• **Goal**
Copy out every line exactly as given.

• **Stored rows**
◆ ◆ ◆ ◆ ◆ ◆ ◆
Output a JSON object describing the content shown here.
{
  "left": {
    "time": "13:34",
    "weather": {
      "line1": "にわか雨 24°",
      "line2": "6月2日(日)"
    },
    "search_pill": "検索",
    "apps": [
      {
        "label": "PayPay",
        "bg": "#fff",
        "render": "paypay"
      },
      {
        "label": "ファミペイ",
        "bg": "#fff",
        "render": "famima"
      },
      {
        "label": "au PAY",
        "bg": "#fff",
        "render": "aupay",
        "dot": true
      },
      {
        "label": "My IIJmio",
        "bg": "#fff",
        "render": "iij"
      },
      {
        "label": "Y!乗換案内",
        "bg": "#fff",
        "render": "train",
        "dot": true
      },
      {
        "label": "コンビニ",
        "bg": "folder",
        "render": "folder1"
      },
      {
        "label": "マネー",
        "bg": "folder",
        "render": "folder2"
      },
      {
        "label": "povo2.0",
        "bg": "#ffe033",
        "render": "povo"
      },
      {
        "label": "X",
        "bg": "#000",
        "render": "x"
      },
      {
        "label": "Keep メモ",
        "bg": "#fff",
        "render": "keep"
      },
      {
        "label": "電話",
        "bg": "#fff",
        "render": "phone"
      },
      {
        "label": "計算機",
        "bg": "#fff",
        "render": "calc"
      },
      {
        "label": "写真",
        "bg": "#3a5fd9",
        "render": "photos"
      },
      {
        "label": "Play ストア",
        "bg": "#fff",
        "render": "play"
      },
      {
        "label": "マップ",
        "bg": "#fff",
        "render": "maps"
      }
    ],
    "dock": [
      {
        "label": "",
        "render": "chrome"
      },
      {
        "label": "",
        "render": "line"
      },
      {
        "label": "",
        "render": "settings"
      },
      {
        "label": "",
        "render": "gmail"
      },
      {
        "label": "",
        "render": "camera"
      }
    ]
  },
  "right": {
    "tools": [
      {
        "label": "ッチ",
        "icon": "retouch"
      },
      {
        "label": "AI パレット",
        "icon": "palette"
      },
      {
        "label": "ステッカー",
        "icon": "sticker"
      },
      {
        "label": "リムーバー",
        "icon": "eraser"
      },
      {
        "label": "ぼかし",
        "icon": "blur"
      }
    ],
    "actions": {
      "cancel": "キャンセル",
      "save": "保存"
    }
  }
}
◆ ◆ ◆ ◆ ◆ ◆ ◆
• **Exercise response**
Output a JSON object describing the content shown here.
{
  "left": {
    "time": "13:34",
    "weather": {
      "line1": "にわか雨 24°",
      "line2": "6月2日(日)"
    },
    "search_pill": "検索",
    "apps": [
      {
        "label": "PayPay",
        "bg": "#fff",
        "render": "paypay"
      },
      {
        "label": "ファミペイ",
        "bg": "#fff",
        "render": "famima"
      },
      {
        "label": "au PAY",
        "bg": "#fff",
        "render": "aupay",
        "dot": true
      },
      {
        "label": "My IIJmio",
        "bg": "#fff",
        "render": "iij"
      },
      {
        "label": "Y!乗換案内",
        "bg": "#fff",
        "render": "train",
        "dot": true
      },
      {
        "label": "コンビニ",
        "bg": "folder",
        "render": "folder1"
      },
      {
        "label": "マネー",
        "bg": "folder",
        "render": "folder2"
      },
      {
        "label": "povo2.0",
        "bg": "#ffe033",
        "render": "povo"
      },
      {
        "label": "X",
        "bg": "#000",
        "render": "x"
      },
      {
        "label": "Keep メモ",
        "bg": "#fff",
        "render": "keep"
      },
      {
        "label": "電話",
        "bg": "#fff",
        "render": "phone"
      },
      {
        "label": "計算機",
        "bg": "#fff",
        "render": "calc"
      },
      {
        "label": "写真",
        "bg": "#3a5fd9",
        "render": "photos"
      },
      {
        "label": "Play ストア",
        "bg": "#fff",
        "render": "play"
      },
      {
        "label": "マップ",
        "bg": "#fff",
        "render": "maps"
      }
    ],
    "dock": [
      {
        "label": "",
        "render": "chrome"
      },
      {
        "label": "",
        "render": "line"
      },
      {
        "label": "",
        "render": "settings"
      },
      {
        "label": "",
        "render": "gmail"
      },
      {
        "label": "",
        "render": "camera"
      }
    ]
  },
  "right": {
    "tools": [
      {
        "label": "ッチ",
        "icon": "retouch"
      },
      {
        "label": "AI パレット",
        "icon": "palette"
      },
      {
        "label": "ステッカー",
        "icon": "sticker"
      },
      {
        "label": "リムーバー",
        "icon": "eraser"
      },
      {
        "label": "ぼかし",
        "icon": "blur"
      }
    ],
    "actions": {
      "cancel": "キャンセル",
      "save": "保存"
    }
  }
}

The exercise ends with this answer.